### OBJECTIVE
Copy each line containing the word "поиск" from the records that follow, please.

### SUPPLIED ENTRIES
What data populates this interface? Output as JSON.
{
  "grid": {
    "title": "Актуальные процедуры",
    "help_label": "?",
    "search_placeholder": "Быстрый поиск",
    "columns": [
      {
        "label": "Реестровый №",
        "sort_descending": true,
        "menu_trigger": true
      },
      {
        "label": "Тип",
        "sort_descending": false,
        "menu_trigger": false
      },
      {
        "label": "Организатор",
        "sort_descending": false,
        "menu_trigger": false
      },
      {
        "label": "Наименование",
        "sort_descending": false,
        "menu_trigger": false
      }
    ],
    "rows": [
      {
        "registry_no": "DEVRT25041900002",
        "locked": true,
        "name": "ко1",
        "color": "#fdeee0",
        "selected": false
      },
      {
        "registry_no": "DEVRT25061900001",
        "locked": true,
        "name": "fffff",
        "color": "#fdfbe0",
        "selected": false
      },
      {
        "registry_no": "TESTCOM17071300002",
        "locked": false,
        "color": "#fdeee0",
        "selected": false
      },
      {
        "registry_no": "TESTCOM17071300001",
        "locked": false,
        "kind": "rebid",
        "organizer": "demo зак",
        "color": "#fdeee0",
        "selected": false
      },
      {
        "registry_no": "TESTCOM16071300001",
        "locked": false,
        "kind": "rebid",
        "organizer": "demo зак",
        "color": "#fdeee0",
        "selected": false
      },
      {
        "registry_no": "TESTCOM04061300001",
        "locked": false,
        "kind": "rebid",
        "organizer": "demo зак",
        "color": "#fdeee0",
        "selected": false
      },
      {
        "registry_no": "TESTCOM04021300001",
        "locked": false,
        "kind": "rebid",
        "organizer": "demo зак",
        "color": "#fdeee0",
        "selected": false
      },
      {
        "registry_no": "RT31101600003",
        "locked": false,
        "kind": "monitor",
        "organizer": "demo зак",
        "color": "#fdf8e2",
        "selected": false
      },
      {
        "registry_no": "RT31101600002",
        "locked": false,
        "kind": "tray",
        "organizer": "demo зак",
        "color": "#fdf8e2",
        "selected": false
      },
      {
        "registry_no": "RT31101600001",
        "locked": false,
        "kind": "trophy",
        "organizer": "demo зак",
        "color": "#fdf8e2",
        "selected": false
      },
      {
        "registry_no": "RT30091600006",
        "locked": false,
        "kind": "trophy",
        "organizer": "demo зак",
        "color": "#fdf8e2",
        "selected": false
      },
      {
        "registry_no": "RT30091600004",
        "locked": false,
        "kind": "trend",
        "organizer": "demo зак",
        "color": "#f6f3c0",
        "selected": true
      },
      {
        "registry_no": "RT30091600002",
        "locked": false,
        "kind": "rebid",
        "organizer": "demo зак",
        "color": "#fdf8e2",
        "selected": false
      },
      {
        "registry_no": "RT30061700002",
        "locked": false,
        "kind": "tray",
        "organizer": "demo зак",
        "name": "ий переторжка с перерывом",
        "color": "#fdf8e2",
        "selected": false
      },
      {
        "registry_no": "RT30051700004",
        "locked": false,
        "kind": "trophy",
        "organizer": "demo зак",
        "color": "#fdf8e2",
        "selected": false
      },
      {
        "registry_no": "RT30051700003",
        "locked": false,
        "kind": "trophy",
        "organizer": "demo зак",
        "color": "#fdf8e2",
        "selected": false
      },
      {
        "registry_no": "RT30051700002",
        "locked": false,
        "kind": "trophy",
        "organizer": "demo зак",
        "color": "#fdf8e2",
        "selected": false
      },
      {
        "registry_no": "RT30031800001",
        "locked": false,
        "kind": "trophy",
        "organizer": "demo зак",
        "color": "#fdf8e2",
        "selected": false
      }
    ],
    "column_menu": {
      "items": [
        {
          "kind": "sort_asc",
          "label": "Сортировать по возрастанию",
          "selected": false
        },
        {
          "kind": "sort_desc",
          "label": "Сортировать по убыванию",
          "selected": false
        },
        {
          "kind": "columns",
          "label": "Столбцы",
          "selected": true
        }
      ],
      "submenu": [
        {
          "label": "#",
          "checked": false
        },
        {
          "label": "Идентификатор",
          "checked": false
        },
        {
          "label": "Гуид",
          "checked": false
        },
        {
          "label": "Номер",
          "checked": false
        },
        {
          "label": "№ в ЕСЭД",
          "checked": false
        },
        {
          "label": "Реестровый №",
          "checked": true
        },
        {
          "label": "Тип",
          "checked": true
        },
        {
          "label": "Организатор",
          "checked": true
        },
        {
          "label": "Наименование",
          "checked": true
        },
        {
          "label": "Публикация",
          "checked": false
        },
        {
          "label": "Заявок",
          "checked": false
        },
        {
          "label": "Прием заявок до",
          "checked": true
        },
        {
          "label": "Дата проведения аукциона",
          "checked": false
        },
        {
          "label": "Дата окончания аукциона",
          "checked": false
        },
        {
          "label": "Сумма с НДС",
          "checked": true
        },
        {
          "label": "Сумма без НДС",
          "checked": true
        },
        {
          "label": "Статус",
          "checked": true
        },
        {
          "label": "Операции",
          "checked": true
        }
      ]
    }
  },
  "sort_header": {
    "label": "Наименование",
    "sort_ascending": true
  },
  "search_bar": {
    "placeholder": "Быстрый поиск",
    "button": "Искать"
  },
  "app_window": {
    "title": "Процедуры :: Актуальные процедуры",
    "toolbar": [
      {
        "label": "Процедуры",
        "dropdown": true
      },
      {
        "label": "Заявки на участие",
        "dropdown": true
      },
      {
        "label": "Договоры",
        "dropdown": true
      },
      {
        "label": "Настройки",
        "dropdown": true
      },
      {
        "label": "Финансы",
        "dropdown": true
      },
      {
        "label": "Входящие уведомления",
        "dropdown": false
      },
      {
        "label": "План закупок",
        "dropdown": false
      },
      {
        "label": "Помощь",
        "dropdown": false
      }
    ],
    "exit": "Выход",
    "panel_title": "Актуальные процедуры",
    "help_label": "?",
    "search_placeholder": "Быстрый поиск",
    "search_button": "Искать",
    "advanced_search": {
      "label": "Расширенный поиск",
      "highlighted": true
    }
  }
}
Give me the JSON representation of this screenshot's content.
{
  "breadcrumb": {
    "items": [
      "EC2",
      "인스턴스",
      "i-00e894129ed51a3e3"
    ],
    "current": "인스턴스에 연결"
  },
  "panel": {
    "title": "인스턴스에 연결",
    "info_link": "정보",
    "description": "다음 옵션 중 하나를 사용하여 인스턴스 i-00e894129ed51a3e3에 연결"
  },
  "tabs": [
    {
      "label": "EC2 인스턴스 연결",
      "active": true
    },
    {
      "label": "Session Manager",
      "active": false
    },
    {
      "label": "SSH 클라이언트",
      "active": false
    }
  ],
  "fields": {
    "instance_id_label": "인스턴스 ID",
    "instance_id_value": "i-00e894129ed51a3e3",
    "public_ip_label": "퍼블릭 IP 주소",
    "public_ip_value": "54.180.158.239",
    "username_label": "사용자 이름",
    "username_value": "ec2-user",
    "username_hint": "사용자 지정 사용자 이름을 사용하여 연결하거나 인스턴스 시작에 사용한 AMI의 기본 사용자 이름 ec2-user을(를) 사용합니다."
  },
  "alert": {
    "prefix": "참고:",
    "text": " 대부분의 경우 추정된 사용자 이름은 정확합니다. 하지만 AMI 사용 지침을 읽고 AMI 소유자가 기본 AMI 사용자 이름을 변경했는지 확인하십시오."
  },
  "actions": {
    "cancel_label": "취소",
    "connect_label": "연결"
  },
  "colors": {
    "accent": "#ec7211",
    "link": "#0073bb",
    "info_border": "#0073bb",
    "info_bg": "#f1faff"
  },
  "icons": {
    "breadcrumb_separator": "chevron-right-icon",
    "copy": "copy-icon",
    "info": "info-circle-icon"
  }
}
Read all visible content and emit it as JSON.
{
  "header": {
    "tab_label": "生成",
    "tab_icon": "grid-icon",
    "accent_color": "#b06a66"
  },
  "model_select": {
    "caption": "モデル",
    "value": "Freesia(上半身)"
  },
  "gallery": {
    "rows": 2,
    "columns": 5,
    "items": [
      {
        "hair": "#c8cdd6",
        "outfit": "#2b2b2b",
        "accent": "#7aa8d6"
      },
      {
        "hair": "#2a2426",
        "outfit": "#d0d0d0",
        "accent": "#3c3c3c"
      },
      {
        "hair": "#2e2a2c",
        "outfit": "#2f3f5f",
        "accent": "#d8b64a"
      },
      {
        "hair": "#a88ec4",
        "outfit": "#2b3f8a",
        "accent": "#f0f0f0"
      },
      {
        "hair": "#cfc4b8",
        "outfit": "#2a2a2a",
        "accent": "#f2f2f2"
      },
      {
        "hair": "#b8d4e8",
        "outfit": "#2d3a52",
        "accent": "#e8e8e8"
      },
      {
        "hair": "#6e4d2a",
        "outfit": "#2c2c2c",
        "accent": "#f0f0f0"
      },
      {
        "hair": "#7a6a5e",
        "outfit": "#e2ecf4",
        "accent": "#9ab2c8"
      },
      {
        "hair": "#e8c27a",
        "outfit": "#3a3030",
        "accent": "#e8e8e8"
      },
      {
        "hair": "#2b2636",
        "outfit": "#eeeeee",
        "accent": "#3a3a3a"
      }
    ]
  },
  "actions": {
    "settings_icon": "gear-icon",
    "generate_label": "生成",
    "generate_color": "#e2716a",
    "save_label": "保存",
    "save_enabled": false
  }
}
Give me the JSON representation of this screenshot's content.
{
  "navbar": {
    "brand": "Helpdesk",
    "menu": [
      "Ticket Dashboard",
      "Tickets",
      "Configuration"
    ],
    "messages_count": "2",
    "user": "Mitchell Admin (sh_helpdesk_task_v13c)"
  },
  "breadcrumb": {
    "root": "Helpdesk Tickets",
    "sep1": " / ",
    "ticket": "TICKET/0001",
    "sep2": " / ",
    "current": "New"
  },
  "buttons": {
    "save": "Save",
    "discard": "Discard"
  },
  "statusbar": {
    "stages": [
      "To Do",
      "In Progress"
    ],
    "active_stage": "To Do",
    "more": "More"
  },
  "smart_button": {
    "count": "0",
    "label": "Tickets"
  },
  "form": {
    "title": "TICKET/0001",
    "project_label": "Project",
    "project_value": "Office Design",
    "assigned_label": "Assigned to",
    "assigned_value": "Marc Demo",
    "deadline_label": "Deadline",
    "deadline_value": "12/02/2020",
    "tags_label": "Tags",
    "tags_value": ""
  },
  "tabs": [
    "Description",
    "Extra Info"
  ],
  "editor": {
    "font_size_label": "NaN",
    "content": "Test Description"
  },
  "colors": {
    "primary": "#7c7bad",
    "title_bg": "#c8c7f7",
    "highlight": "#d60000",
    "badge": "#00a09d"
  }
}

### RESPONSE
    "search_placeholder": "Быстрый поиск",
    "placeholder": "Быстрый поиск",
    "search_placeholder": "Быстрый поиск",
      "label": "Расширенный поиск",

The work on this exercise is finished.